For this exercise, copy out each line of the material below that includes "document".

>> Start

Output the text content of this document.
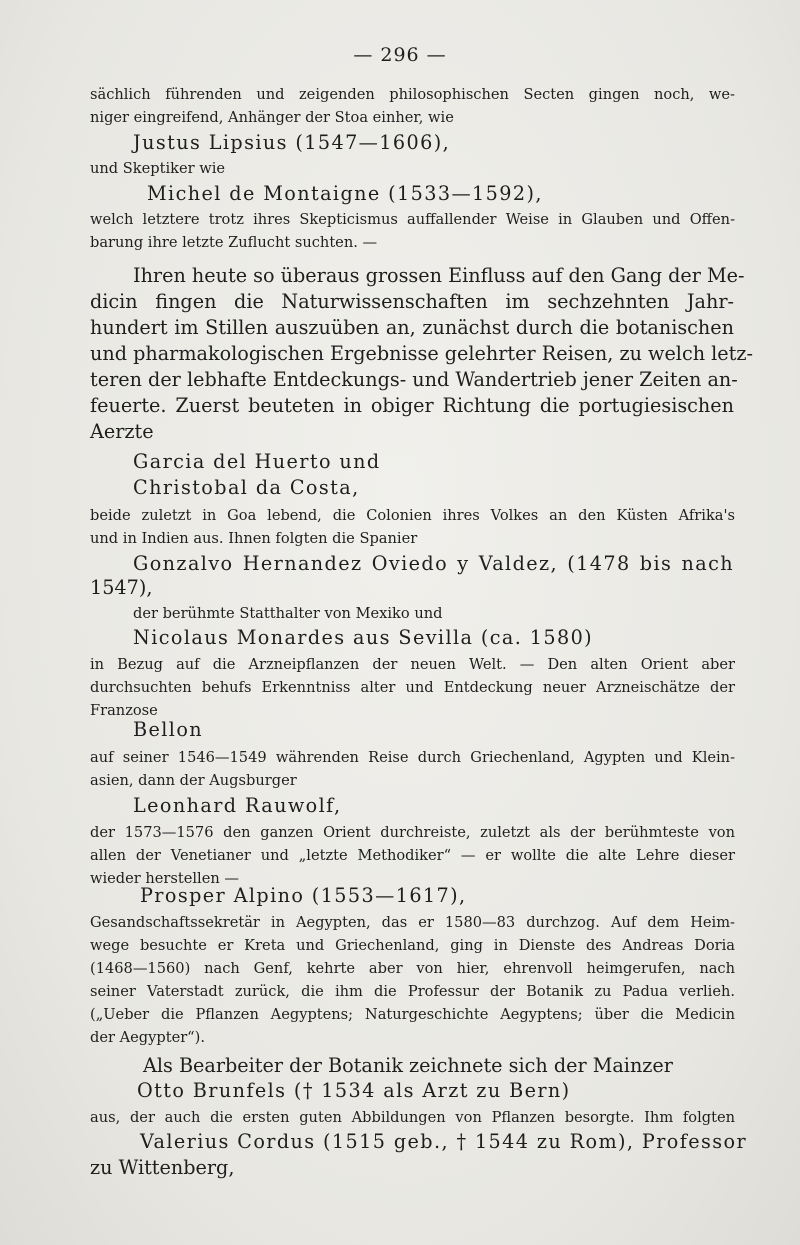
— 296 —
sächlich führenden und zeigenden philosophischen Secten gingen noch, we-
niger eingreifend, Anhänger der Stoa einher, wie
Justus Lipsius (1547—1606),
und Skeptiker wie
Michel de Montaigne (1533—1592),
welch letztere trotz ihres Skepticismus auffallender Weise in Glauben und Offen-
barung ihre letzte Zuflucht suchten. —
Ihren heute so überaus grossen Einfluss auf den Gang der Me-
dicin fingen die Naturwissenschaften im sechzehnten Jahr-
hundert im Stillen auszuüben an, zunächst durch die botanischen
und pharmakologischen Ergebnisse gelehrter Reisen, zu welch letz-
teren der lebhafte Entdeckungs- und Wandertrieb jener Zeiten an-
feuerte. Zuerst beuteten in obiger Richtung die portugiesischen
Aerzte
Garcia del Huerto und
Christobal da Costa,
beide zuletzt in Goa lebend, die Colonien ihres Volkes an den Küsten Afrika's
und in Indien aus. Ihnen folgten die Spanier
Gonzalvo Hernandez Oviedo y Valdez, (1478 bis nach
1547),
der berühmte Statthalter von Mexiko und
Nicolaus Monardes aus Sevilla (ca. 1580)
in Bezug auf die Arzneipflanzen der neuen Welt. — Den alten Orient aber
durchsuchten behufs Erkenntniss alter und Entdeckung neuer Arzneischätze der
Franzose
Bellon
auf seiner 1546—1549 währenden Reise durch Griechenland, Agypten und Klein-
asien, dann der Augsburger
Leonhard Rauwolf,
der 1573—1576 den ganzen Orient durchreiste, zuletzt als der berühmteste von
allen der Venetianer und „letzte Methodiker“ — er wollte die alte Lehre dieser
wieder herstellen —
Prosper Alpino (1553—1617),
Gesandschaftssekretär in Aegypten, das er 1580—83 durchzog. Auf dem Heim-
wege besuchte er Kreta und Griechenland, ging in Dienste des Andreas Doria
(1468—1560) nach Genf, kehrte aber von hier, ehrenvoll heimgerufen, nach
seiner Vaterstadt zurück, die ihm die Professur der Botanik zu Padua verlieh.
(„Ueber die Pflanzen Aegyptens; Naturgeschichte Aegyptens; über die Medicin
der Aegypter“).
Als Bearbeiter der Botanik zeichnete sich der Mainzer
Otto Brunfels († 1534 als Arzt zu Bern)
aus, der auch die ersten guten Abbildungen von Pflanzen besorgte. Ihm folgten
Valerius Cordus (1515 geb., † 1544 zu Rom), Professor
zu Wittenberg,
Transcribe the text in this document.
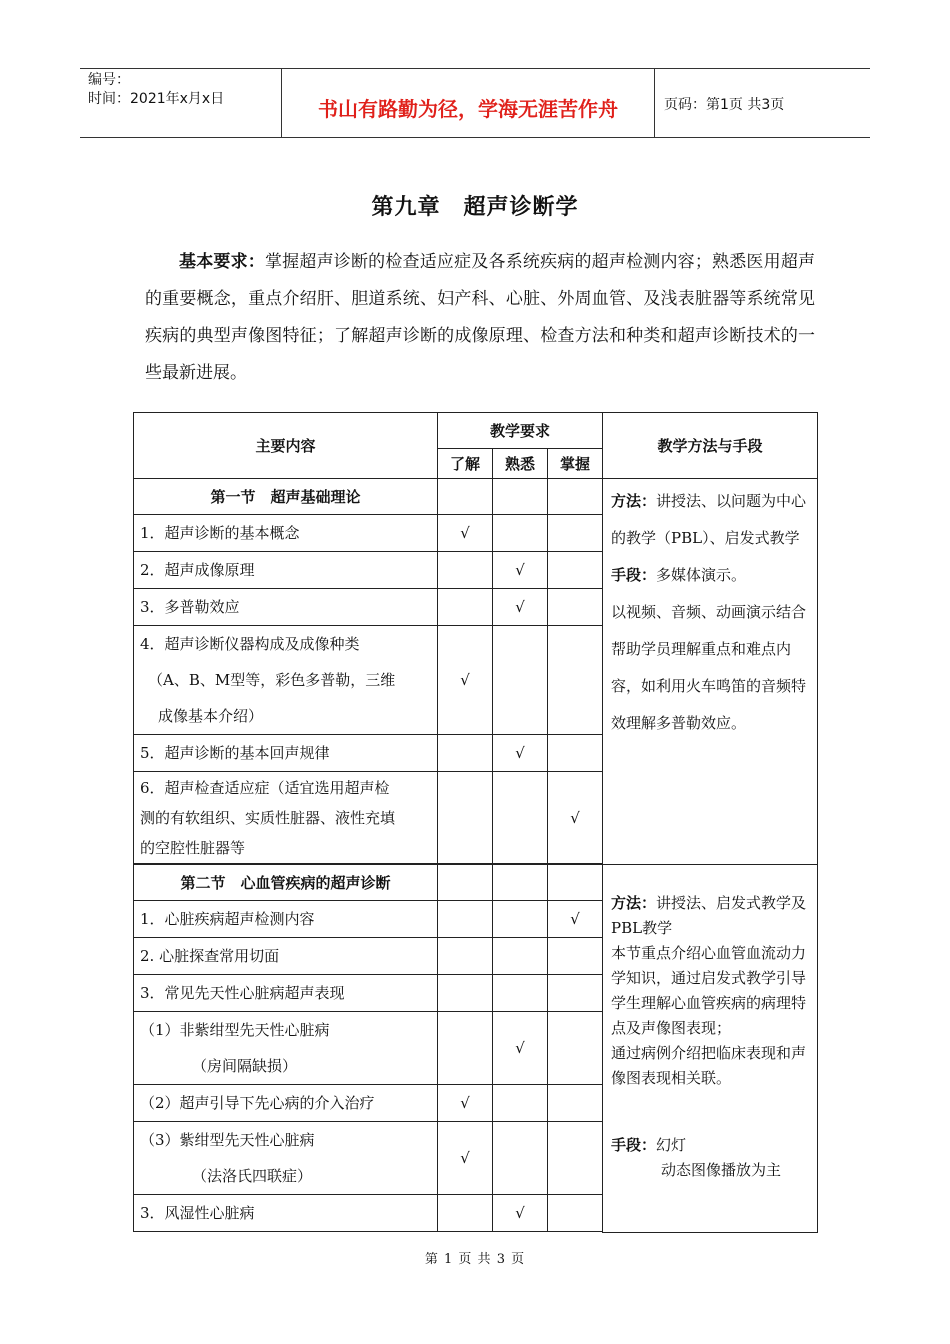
编号：
时间：2021年x月x日	书山有路勤为径，学海无涯苦作舟	页码：第1页 共3页
第九章　超声诊断学
基本要求：掌握超声诊断的检查适应症及各系统疾病的超声检测内容；熟悉医用超声的重要概念，重点介绍肝、胆道系统、妇产科、心脏、外周血管、及浅表脏器等系统常见疾病的典型声像图特征；了解超声诊断的成像原理、检查方法和种类和超声诊断技术的一些最新进展。
主要内容	教学要求			教学方法与手段
	了解	熟悉	掌握	
第一节　超声基础理论				方法：讲授法、以问题为中心的教学（PBL）、启发式教学
手段：多媒体演示。
以视频、音频、动画演示结合帮助学员理解重点和难点内容，如利用火车鸣笛的音频特效理解多普勒效应。
1．超声诊断的基本概念	√			
2．超声成像原理		√		
3．多普勒效应		√		

4．超声诊断仪器构成及成像种类
（A、B、M型等，彩色多普勒，三维
成像基本介绍）	√			
5．超声诊断的基本回声规律		√		

6．超声检查适应症（适宜选用超声检
测的有软组织、实质性脏器、液性充填
的空腔性脏器等			√	

第二节　心血管疾病的超声诊断				方法：讲授法、启发式教学及PBL教学
本节重点介绍心血管血流动力学知识，通过启发式教学引导学生理解心血管疾病的病理特点及声像图表现；
通过病例介绍把临床表现和声像图表现相关联。
手段：幻灯
动态图像播放为主
1．心脏疾病超声检测内容			√	
2. 心脏探查常用切面				
3．常见先天性心脏病超声表现				

（1）非紫绀型先天性心脏病
（房间隔缺损）		√		
（2）超声引导下先心病的介入治疗	√			

（3）紫绀型先天性心脏病
（法洛氏四联症）	√			
3．风湿性心脏病		√		

第 1 页 共 3 页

>> End

**Result of this exercise**
Output the text content of this document.
Transcribe the text in this document.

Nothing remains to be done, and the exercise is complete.